> [TASKS FOR THIS EXERCISE]:
(a) Print the part of the inflation passage that begins at the words "Inflation has been" and ends after the words "of the calculations.".
(b) In the inflation passage, what did core PCE inflation rise to in March, measured year-over-year?
(c) Besides total PCE inflation, which measures of inflation does the inflation passage say policymakers look at to gauge the underlying trend? List them all.

> [SOURCE DOCUMENT]:

Inflation measures can vary from month to month due to idiosyncratic factors and in response to temporary economic and financial disturbances. So when we assess where inflation is relative to our goal, it is important to look through transitory movements and focus on where inflation is going on a sustained basis. Our goal is expressed in terms of total PCE inflation, but policymakers also look at a variety of other measures of inflation to get a sense of the underlying inflation trend. These include CPI measures; core measures of PCE and CPI, which exclude food and energy prices because they tend to be volatile; and the trimmed-mean and median measures, which drop those components with the largest and smallest changes. We also use various models to forecast inflation. The models include components to account for current and past inflation, utilization rates of labor and capital, and inflation expectations. As good as our various models are, it’s important to remember that a significant portion of the variation in inflation rates comes from idiosyncratic factors that can’t be forecasted.10 So forecasts of inflation, like those of longer-run unemployment, have wide error bands. For example, based on historical forecast errors over the past 20 years, the 70 percent confidence range for forecasts of PCE inflation one to two years ahead is around ±1.0 percentage point.11

Inflation has been running under the 2 percent goal for much of the expansion, but it has been firming and is now near our goal. Measured year-over-year, in March, total PCE inflation rose to 2.0 percent and core PCE inflation rose to 1.9 percent. These are welcome developments, but it is too soon to say that we have met our inflation goal on a sustained basis. Near-term monthly readings of inflation have risen, but some of the pickup reflects higher commodity prices and some of the strength is likely to be temporary, as low readings from last March drop out of the calculations.

> [RECORDED DATA]:

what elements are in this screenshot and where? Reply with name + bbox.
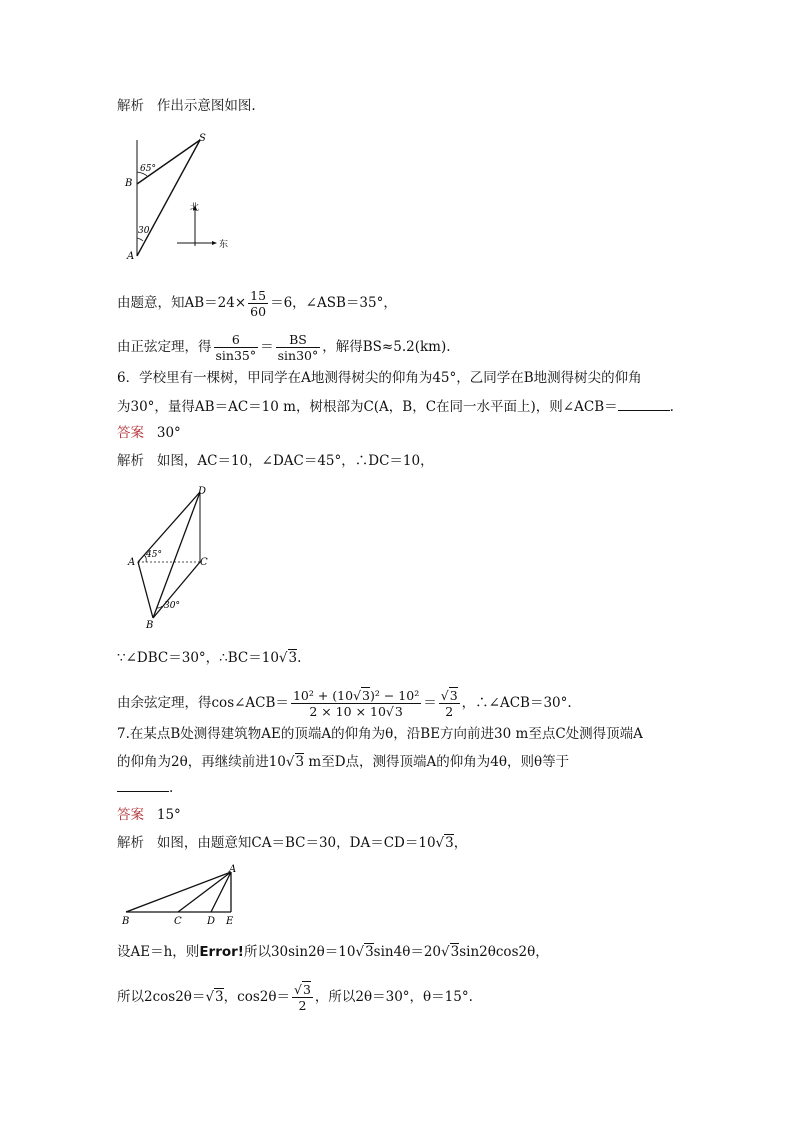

> [THE SOLUTIONS]:
(a)
Inflation has been running under the 2 percent goal for much of the expansion, but it has been firming and is now near our goal. Measured year-over-year, in March, total PCE inflation rose to 2.0 percent and core PCE inflation rose to 1.9 percent. These are welcome developments, but it is too soon to say that we have met our inflation goal on a sustained basis. Near-term monthly readings of inflation have risen, but some of the pickup reflects higher commodity prices and some of the strength is likely to be temporary, as low readings from last March drop out of the calculations.

(b) 1.9 percent

(c)
- CPI measures
- Core PCE
- Core CPI
- Trimmed-mean measures
- Median measures